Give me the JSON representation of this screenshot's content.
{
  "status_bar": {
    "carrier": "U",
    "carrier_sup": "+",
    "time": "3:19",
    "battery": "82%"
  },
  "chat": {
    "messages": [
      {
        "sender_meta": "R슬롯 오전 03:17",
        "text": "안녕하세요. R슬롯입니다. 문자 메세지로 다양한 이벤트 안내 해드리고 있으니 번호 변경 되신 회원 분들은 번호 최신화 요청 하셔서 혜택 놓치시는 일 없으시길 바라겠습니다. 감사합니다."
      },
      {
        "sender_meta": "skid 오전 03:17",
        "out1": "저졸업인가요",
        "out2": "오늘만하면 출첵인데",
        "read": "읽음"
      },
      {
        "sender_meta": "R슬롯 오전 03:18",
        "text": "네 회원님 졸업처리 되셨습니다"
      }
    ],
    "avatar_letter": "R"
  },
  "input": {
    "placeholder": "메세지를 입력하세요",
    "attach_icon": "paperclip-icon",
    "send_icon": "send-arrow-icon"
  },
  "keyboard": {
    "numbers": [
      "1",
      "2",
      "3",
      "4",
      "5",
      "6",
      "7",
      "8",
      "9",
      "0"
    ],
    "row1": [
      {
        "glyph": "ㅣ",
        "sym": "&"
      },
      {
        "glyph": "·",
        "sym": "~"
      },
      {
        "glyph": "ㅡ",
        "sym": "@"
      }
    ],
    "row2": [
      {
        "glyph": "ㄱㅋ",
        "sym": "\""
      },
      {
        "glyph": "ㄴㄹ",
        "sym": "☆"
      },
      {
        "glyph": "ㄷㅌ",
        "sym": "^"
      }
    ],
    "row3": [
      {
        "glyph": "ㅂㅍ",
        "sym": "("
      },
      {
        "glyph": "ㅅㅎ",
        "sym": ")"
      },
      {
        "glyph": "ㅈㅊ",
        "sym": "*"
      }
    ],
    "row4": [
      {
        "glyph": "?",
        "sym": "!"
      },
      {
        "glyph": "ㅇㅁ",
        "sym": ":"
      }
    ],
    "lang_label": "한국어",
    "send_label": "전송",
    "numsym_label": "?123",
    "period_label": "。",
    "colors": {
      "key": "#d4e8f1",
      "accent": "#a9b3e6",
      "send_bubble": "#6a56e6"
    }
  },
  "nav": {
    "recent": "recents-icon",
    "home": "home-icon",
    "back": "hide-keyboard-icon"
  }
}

**Exercise:**
Looking at the entries above, how many lines contain the word "text"? Answer with the number alone.

**Solution below:**
2